→ Data lines:
* BEGIN *
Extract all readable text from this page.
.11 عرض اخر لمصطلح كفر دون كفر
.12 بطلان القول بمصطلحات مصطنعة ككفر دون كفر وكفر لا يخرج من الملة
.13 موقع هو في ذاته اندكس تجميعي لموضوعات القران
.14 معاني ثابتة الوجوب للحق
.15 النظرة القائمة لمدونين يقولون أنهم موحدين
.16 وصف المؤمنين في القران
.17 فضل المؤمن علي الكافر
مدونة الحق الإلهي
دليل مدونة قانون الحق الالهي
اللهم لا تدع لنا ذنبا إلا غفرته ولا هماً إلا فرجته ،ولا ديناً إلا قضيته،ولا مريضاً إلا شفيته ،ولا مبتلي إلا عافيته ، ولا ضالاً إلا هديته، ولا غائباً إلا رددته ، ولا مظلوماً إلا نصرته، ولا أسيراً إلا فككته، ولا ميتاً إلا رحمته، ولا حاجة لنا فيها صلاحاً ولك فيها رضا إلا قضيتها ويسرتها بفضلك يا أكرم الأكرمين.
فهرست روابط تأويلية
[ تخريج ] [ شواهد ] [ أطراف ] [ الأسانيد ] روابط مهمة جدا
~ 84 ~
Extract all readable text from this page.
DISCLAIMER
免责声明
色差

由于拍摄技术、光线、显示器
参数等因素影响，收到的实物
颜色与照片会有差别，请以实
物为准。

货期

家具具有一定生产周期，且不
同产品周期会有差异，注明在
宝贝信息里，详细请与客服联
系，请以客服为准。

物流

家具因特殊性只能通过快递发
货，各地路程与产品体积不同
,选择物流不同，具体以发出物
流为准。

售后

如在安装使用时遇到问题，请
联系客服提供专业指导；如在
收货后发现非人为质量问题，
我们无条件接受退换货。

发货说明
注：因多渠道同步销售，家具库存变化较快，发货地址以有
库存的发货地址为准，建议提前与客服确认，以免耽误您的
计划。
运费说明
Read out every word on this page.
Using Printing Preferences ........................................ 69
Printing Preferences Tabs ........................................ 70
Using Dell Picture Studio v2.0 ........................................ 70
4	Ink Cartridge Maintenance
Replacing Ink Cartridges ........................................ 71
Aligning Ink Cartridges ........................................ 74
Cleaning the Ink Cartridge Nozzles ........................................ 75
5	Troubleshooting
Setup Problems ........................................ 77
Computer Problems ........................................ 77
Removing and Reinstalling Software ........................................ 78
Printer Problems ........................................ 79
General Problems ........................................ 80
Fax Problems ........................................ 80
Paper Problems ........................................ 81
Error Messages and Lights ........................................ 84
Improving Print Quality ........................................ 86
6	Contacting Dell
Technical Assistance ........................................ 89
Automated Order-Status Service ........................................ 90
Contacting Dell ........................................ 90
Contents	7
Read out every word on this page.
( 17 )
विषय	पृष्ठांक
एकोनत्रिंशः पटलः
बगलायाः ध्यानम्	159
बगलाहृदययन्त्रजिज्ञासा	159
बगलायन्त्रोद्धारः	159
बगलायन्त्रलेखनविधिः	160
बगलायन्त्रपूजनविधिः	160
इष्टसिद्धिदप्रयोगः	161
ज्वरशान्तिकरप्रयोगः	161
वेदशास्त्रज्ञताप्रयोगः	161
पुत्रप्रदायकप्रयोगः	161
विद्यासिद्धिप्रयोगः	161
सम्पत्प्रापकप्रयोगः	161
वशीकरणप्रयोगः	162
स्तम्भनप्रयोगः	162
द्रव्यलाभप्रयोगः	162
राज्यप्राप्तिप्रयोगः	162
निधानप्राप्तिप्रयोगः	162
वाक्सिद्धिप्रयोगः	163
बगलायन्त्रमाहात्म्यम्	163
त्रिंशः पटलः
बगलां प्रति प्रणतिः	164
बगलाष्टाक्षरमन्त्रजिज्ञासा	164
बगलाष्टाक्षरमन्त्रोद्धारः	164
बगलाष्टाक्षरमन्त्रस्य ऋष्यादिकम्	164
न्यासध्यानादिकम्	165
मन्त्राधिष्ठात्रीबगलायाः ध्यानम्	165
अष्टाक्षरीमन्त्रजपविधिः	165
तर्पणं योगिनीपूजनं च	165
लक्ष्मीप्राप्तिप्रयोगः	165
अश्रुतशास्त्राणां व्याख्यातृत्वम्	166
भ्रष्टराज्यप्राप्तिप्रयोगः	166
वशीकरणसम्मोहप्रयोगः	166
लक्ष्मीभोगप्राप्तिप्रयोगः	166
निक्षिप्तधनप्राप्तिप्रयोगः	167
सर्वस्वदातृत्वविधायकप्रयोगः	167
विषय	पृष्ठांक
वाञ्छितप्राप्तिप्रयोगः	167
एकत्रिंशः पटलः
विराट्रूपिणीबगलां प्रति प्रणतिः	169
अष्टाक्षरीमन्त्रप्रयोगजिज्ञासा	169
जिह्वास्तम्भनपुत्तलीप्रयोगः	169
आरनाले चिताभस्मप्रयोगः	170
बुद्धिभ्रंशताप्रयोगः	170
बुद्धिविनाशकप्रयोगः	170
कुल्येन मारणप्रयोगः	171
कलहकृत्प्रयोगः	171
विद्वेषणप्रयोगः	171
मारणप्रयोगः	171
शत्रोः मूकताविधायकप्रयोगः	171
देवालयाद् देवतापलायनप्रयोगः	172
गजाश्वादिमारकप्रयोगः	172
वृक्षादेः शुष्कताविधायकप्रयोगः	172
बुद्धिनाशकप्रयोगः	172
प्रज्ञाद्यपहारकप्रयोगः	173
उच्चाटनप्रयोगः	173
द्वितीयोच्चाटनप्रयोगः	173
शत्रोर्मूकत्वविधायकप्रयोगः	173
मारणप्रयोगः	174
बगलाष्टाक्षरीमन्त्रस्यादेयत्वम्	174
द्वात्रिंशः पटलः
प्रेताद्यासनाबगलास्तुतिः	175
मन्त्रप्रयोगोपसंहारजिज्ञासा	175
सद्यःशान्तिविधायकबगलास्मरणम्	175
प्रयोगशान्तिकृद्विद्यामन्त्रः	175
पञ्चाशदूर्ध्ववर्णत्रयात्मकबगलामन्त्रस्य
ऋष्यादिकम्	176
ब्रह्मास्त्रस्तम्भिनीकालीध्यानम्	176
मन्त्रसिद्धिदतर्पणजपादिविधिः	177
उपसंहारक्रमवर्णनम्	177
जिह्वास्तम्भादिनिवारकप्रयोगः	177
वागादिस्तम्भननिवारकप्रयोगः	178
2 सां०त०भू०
* END *
→ Written request: Using the material above, copy every line in which the string "الحق" occurs.

→ Response to this exercise:
مدونة الحق الإلهي
دليل مدونة قانون الحق الالهي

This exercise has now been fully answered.